Source text:
[Start]

NAME
OpenInteract2::FullTextRules - Rules for automatically indexing SPOPS objects
SYNOPSIS
# In object's spops.ini file tell OI2 you want your objects to be
# indexed; with this all 'save()' calls to the object will trigger
# the object's 'description' and 'title' fields being indexed.
[myobj]
is_searchable = yes
fulltext_field = description
fulltext_field = title
METHODS
SPOPS Ruleset
ruleset_add( $class, \%ruleset_table )
Adds the necessary rules to the $class that puts this class in its ISA. Currently, these rules consist of:
post_save_action: reindex this object -- first obliterate all references in the index, then build the references anew (called on both INSERTs and UPDATEs)
post_remove_action: remove all references to this object from the index
Internal
_indexable_object_text()
Gets the text out of the object to index. Currently, we treat all text from the object as one big field.
Note that if you have defined 'fulltext_pre_index_method' as a configuration item in your class it is called before indexing. This is useful if you have a method to fetch external data into your object.
_tokenize( $text )
Breaks text down into tokens. This process is very simple. First we break the text into words, then we lower case each word, then we 'stem' each word. Here is a brief description of stemming:
Truncation - Also referred to as "root/suffix management" or
"Stemming" or "Word Stemming", truncation allows some search engines
to recognize and shorten long words such as "plants" or "boating" to
their root words (or word stems) "plant" and "boat." This makes
searching for such words much easier because it is not necessary to
consider every permutation of that word when trying to find it.1 In a
search, the ability to enter the first part of a keyword, insert a
symbol (usually *), and accept any variant spellings or word endings,
from the occurrence of the symbol forward (e.g., femini* retrieves
feminine, feminism, feminism, etc.).3 See also word variants, plurals
and singulars.
(From: http://ollie.dcccd.edu/library/Module2/Books/concepts.htm)
We use the Lingua::Stem module for this, which implements the Porter algorithm for stemming, as do most implementations, apparently. (This is something that this class treats as a black box itself :)
Parameters:
text ($)
Text to tokenize
SEE ALSO
OpenInteract2::FullTextIndexer in the 'full_text' package
COPYRIGHT
Copyright (c) 2004 Chris Winters. All rights reserved.
This library is free software; you can redistribute it and/or modify it under the same terms as Perl itself.
AUTHORS
Chris Winters <chris@cwinters.com>

[End]

Dataset entries:
[Start]

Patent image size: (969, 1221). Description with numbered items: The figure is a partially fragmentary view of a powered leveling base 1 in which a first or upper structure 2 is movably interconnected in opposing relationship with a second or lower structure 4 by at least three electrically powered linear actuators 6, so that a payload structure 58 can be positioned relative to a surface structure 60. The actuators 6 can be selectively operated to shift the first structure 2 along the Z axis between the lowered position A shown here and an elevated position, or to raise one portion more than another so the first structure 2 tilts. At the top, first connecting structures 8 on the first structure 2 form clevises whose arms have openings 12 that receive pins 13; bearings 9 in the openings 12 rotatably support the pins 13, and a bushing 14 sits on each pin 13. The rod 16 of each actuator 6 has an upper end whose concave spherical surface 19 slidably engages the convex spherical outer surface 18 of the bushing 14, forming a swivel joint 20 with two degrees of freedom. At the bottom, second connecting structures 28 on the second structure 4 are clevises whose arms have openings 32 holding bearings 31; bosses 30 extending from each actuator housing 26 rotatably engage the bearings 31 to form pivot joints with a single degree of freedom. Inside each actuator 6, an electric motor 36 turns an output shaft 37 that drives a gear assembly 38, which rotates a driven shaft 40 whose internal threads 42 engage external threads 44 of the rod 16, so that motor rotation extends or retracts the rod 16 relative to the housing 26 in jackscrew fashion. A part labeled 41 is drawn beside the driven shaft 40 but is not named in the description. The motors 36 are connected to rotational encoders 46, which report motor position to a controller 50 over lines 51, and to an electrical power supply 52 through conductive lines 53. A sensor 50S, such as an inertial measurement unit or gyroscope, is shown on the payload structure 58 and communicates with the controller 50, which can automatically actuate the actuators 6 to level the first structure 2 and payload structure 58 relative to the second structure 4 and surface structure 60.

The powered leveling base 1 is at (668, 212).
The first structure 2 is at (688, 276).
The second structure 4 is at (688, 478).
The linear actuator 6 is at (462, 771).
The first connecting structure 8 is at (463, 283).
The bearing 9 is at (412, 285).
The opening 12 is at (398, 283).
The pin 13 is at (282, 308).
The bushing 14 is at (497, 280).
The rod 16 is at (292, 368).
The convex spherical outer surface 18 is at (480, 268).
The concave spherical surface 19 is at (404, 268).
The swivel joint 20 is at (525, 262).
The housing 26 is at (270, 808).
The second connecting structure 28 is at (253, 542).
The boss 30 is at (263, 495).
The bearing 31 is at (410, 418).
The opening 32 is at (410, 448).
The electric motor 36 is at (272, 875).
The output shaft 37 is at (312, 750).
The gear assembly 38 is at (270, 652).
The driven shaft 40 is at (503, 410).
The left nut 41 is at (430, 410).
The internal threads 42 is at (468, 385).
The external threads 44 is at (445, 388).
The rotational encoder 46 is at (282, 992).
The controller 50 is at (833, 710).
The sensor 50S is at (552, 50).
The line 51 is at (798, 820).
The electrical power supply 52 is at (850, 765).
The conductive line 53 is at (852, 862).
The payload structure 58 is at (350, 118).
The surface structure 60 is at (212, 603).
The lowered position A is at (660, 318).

[End]

Exercise instructions:
a. Using the full-text rules documentation, decide whether each statement agrees with it. For each, answer yes or no and quote the deciding words. (i) The post_save_action rule runs only when an object is first inserted. (ii) Each word is lower-cased before it is stemmed. (iii) Stemming is handled by the Lingua::Stem module.
b. Write out the passage of the full-text rules documentation that begins at the words "We use the Lingua::Stem" and ends after "All rights reserved.".

Expected answers:
a.
(i) No: "called on both INSERTs and UPDATEs"
(ii) Yes: "First we break the text into words, then we lower case each word, then we 'stem' each word."
(iii) Yes: "We use the Lingua::Stem module for this"

b.
We use the Lingua::Stem module for this, which implements the Porter algorithm for stemming, as do most implementations, apparently. (This is something that this class treats as a black box itself :)
Parameters:
text ($)
Text to tokenize
SEE ALSO
OpenInteract2::FullTextIndexer in the 'full_text' package
COPYRIGHT
Copyright (c) 2004 Chris Winters. All rights reserved.